Continue the circus blog post below from its last line.

[TEXT EXCERPT Boundary: Start]

Once upon a Christmas ...

On Parade in Amazon America

On Parade in Amazon America

Monday, February 14, 2011

Ringling Storms North Carolina ... UniverSoul Rails Against Hookerhood ... Kelly Miller Packs the Tent in Texas Opening ... Egypt Juggles Free!


Good Morning, Egypt! Welcome to your brave new world! Your story is heart-warming, and now may I ask aloud, whatever happened to your flair for juggling? Funny that I can't recall ever watching an act from Egypt. And they say the whole thing, juggling and all, started right in your midst, whether you invented the ancient arts or were taught them by visitors from India. Anyway, please get back with the program. Another country that lags woefully behind the circus-producing curve is my own U S of A, where, once upon a raped civilization, the natives are said to have also juggled. Sad story. We do share that much in common, so it seems ...

Feld fondles North Carolina with all three of his touring circuses. What with all the concessions I assume to have been foisted upon the public, NC must have doubled its landmass weight over the weekend. Ringling history was made, claim the Felds, when the Red, Blue and Gold Units appeared simultaneously in the cities of Fayetteville, Raleigh, and Greensboro through yesterday.

UniverSoul Circus boss Cedric Walker telling an Atlanta reporter, "our non-black patrons are increasing every year and loving the show." I might love your show, too, Mr. Walker, if you'd bring it my way and not pitch it next to a social dump where pushers and pimps rule the night. Walker earlier conceded that his circus simply could not find enough African American performers to make it an all-black show. That realization is something most of us, going back at least to Paul Binder, have known for some time. Nationalities represented in UniverSoul's talent pool this year include Cubans, Chinese (of course), Russians, French, and Latinos. "We haven't' done or discovered anything new," says Walker. "We've just mixed it with an urban lifestyle ...

[TEXT EXCERPT Boundary: End]
[RECORDS SUPPLIED Boundary: Start]

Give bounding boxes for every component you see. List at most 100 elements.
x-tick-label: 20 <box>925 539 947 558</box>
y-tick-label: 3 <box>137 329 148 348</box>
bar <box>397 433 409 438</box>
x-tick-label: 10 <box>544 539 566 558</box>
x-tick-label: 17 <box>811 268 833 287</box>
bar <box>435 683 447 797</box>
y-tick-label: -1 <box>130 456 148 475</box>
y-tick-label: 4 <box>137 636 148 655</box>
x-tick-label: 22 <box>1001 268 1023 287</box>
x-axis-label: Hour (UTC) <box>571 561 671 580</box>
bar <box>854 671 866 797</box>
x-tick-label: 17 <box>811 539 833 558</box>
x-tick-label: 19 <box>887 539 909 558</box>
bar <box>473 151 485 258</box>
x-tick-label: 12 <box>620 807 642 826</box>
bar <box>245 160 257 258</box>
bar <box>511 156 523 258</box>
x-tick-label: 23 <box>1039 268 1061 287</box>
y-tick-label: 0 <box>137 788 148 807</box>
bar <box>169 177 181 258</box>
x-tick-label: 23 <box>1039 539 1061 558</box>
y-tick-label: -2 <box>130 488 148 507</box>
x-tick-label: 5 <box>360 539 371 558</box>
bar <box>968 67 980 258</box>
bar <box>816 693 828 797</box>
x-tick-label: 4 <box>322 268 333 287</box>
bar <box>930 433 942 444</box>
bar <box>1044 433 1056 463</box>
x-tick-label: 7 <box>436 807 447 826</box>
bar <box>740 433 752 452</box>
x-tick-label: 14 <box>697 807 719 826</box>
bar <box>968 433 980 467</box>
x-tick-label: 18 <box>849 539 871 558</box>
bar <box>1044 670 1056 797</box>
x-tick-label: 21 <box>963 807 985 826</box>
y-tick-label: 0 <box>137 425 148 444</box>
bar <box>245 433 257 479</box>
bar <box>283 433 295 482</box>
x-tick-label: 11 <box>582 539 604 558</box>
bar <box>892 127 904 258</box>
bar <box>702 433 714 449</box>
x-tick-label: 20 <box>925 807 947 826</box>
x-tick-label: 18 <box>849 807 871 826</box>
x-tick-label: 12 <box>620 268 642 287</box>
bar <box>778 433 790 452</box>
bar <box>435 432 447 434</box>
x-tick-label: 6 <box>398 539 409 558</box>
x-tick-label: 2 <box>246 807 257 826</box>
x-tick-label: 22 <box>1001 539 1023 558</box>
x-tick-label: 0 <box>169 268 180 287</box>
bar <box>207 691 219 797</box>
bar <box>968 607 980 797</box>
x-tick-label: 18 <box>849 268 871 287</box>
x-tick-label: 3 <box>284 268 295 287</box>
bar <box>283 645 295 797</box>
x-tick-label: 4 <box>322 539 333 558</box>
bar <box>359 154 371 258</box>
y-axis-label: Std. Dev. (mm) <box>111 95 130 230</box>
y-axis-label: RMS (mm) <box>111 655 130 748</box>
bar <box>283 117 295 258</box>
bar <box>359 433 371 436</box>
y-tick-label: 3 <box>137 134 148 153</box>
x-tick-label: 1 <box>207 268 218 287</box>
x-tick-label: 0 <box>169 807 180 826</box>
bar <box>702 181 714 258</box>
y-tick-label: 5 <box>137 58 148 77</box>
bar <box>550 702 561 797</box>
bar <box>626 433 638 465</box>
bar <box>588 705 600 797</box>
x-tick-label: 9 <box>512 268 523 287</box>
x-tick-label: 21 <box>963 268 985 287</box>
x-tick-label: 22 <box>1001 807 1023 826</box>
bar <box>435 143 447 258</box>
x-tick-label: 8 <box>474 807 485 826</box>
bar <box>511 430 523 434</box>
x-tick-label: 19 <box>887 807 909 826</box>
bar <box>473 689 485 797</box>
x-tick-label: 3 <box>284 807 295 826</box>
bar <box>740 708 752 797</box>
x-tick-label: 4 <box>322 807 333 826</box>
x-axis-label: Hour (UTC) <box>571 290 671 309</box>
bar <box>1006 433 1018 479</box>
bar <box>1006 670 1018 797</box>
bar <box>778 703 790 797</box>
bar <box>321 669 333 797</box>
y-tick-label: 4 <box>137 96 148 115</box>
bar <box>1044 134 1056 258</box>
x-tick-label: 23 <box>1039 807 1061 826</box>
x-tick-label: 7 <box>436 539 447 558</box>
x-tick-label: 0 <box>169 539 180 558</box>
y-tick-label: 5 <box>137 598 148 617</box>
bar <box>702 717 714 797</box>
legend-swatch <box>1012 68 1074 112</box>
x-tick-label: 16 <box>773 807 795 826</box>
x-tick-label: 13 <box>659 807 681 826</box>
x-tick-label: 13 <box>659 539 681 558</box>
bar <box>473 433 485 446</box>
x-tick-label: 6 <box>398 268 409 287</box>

[RECORDS SUPPLIED Boundary: End]

▸ TASK OUTPUT
And Church, too. Mr. Walker's big top still comes with a sermon, this year's admonishing the young ladies to resist the spell of street pimps and the Johns with cash from suburbia in for an hour of relief. Says the boss preacher, proud to be a black man operating a circus for 17 years now, his show also "speaks to how young ladies can get dragged into a lifestyle because of music videos and flesh that has to be shown." Well, his heart is in a good place, but sawdust and salvation don't mix very well. During my one visit to UniverSoul, when the sermon came on, half the women in the seats, many of them young and with children in toe, fled the tent ... Back to those mean American streets, where fast sex is the default culture to the mindless masses (sorry for my own sermon) ...

Update: I wrongly identified the picture above as that of David Smith, from its misleading placement in a story in the Daily Times out of Farmington, Indiana. This fellow is likely Smith's nephew-in-law, Chachi Valencia, who stepped in while Smith was recovering. Other corrections appear here.

We all were young once, even I: At 68, senior human cannon ball David Smith is still young enough to take on bookings to supply that good old reliable circus thrill. And then some! At a show in Farmington for Jordan World Circus of Las Vegas last week, Smith got tangled up in the netting after a 200-foot flight, and ended up on crutches, a first for the senior daredevil during his 36-year-career. His nephew, Chachi Valencia, filled in. Smith gives good press copy: "My body still says, Yeah, I can do it, but my mind says, You're crazy!" Another zinger: "You've got to be smart enough to build it," remarked Smith, with more than 9,000 launches under his belt, "but dumb enough to get in it."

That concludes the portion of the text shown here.